[Extracted records]

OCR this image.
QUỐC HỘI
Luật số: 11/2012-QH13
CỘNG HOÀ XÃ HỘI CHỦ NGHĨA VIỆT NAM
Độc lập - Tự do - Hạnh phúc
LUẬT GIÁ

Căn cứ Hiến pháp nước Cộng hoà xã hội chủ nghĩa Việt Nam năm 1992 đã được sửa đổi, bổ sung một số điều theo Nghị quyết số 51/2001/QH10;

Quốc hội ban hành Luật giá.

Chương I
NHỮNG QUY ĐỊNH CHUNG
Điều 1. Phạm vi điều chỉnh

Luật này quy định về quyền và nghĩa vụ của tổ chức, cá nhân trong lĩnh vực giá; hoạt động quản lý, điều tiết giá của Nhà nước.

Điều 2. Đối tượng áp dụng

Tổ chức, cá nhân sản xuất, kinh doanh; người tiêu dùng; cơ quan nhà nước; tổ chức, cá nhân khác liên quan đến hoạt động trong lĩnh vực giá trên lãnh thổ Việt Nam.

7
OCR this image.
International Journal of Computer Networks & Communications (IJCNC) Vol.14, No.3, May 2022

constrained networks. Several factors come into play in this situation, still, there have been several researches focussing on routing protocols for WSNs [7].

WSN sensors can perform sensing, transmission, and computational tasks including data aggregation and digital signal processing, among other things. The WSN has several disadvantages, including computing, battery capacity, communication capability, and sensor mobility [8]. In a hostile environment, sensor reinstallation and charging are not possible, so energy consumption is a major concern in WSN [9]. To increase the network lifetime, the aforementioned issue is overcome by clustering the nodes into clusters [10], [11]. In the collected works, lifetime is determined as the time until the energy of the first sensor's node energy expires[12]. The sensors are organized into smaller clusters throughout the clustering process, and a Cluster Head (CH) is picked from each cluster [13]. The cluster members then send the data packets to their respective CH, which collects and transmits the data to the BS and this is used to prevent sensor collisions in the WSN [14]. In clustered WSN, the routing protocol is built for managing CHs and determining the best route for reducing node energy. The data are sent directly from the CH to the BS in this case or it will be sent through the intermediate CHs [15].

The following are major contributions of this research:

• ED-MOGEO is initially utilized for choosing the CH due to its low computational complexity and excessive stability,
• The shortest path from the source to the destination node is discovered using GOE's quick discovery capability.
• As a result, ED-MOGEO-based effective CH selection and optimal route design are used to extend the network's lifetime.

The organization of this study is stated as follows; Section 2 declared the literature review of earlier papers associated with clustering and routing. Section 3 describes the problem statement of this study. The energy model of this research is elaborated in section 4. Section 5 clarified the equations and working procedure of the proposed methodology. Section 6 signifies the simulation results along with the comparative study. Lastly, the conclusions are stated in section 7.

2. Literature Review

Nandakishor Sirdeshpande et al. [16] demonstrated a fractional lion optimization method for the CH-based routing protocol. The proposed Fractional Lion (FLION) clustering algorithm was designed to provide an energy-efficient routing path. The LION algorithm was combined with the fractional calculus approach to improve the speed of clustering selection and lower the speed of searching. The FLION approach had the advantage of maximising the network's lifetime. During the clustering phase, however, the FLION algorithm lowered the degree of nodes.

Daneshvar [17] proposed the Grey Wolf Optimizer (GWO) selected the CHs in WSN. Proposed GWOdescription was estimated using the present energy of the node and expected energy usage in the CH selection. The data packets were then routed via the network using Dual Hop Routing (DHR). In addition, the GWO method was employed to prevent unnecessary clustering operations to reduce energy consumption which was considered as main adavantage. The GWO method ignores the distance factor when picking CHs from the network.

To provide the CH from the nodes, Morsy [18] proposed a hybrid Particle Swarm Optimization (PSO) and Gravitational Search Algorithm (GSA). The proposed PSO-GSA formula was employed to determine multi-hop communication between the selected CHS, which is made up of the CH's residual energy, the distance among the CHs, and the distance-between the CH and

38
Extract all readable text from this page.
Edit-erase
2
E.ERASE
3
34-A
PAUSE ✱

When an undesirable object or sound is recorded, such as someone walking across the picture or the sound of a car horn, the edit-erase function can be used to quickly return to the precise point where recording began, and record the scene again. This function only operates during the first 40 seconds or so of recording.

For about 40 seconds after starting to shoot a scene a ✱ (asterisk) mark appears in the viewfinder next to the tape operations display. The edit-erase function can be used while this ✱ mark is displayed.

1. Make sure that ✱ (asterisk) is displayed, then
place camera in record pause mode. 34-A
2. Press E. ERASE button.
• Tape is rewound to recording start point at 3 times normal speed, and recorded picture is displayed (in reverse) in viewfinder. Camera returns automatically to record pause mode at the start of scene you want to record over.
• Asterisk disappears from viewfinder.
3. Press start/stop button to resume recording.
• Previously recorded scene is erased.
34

GIVEN INSTRUCTION: Transcribe the records above exactly as they appear.

OUTPUT OF THE TASK:
OCR this image.
QUỐC HỘI
Luật số: 11/2012-QH13
CỘNG HOÀ XÃ HỘI CHỦ NGHĨA VIỆT NAM
Độc lập - Tự do - Hạnh phúc
LUẬT GIÁ

Căn cứ Hiến pháp nước Cộng hoà xã hội chủ nghĩa Việt Nam năm 1992 đã được sửa đổi, bổ sung một số điều theo Nghị quyết số 51/2001/QH10;

Quốc hội ban hành Luật giá.

Chương I
NHỮNG QUY ĐỊNH CHUNG
Điều 1. Phạm vi điều chỉnh

Luật này quy định về quyền và nghĩa vụ của tổ chức, cá nhân trong lĩnh vực giá; hoạt động quản lý, điều tiết giá của Nhà nước.

Điều 2. Đối tượng áp dụng

Tổ chức, cá nhân sản xuất, kinh doanh; người tiêu dùng; cơ quan nhà nước; tổ chức, cá nhân khác liên quan đến hoạt động trong lĩnh vực giá trên lãnh thổ Việt Nam.

7
OCR this image.
International Journal of Computer Networks & Communications (IJCNC) Vol.14, No.3, May 2022

constrained networks. Several factors come into play in this situation, still, there have been several researches focussing on routing protocols for WSNs [7].

WSN sensors can perform sensing, transmission, and computational tasks including data aggregation and digital signal processing, among other things. The WSN has several disadvantages, including computing, battery capacity, communication capability, and sensor mobility [8]. In a hostile environment, sensor reinstallation and charging are not possible, so energy consumption is a major concern in WSN [9]. To increase the network lifetime, the aforementioned issue is overcome by clustering the nodes into clusters [10], [11]. In the collected works, lifetime is determined as the time until the energy of the first sensor's node energy expires[12]. The sensors are organized into smaller clusters throughout the clustering process, and a Cluster Head (CH) is picked from each cluster [13]. The cluster members then send the data packets to their respective CH, which collects and transmits the data to the BS and this is used to prevent sensor collisions in the WSN [14]. In clustered WSN, the routing protocol is built for managing CHs and determining the best route for reducing node energy. The data are sent directly from the CH to the BS in this case or it will be sent through the intermediate CHs [15].

The following are major contributions of this research:

• ED-MOGEO is initially utilized for choosing the CH due to its low computational complexity and excessive stability,
• The shortest path from the source to the destination node is discovered using GOE's quick discovery capability.
• As a result, ED-MOGEO-based effective CH selection and optimal route design are used to extend the network's lifetime.

The organization of this study is stated as follows; Section 2 declared the literature review of earlier papers associated with clustering and routing. Section 3 describes the problem statement of this study. The energy model of this research is elaborated in section 4. Section 5 clarified the equations and working procedure of the proposed methodology. Section 6 signifies the simulation results along with the comparative study. Lastly, the conclusions are stated in section 7.

2. Literature Review

Nandakishor Sirdeshpande et al. [16] demonstrated a fractional lion optimization method for the CH-based routing protocol. The proposed Fractional Lion (FLION) clustering algorithm was designed to provide an energy-efficient routing path. The LION algorithm was combined with the fractional calculus approach to improve the speed of clustering selection and lower the speed of searching. The FLION approach had the advantage of maximising the network's lifetime. During the clustering phase, however, the FLION algorithm lowered the degree of nodes.

Daneshvar [17] proposed the Grey Wolf Optimizer (GWO) selected the CHs in WSN. Proposed GWOdescription was estimated using the present energy of the node and expected energy usage in the CH selection. The data packets were then routed via the network using Dual Hop Routing (DHR). In addition, the GWO method was employed to prevent unnecessary clustering operations to reduce energy consumption which was considered as main adavantage. The GWO method ignores the distance factor when picking CHs from the network.

To provide the CH from the nodes, Morsy [18] proposed a hybrid Particle Swarm Optimization (PSO) and Gravitational Search Algorithm (GSA). The proposed PSO-GSA formula was employed to determine multi-hop communication between the selected CHS, which is made up of the CH's residual energy, the distance among the CHs, and the distance-between the CH and

38
Extract all readable text from this page.
Edit-erase
2
E.ERASE
3
34-A
PAUSE ✱

When an undesirable object or sound is recorded, such as someone walking across the picture or the sound of a car horn, the edit-erase function can be used to quickly return to the precise point where recording began, and record the scene again. This function only operates during the first 40 seconds or so of recording.

For about 40 seconds after starting to shoot a scene a ✱ (asterisk) mark appears in the viewfinder next to the tape operations display. The edit-erase function can be used while this ✱ mark is displayed.

1. Make sure that ✱ (asterisk) is displayed, then
place camera in record pause mode. 34-A
2. Press E. ERASE button.
• Tape is rewound to recording start point at 3 times normal speed, and recorded picture is displayed (in reverse) in viewfinder. Camera returns automatically to record pause mode at the start of scene you want to record over.
• Asterisk disappears from viewfinder.
3. Press start/stop button to resume recording.
• Previously recorded scene is erased.
34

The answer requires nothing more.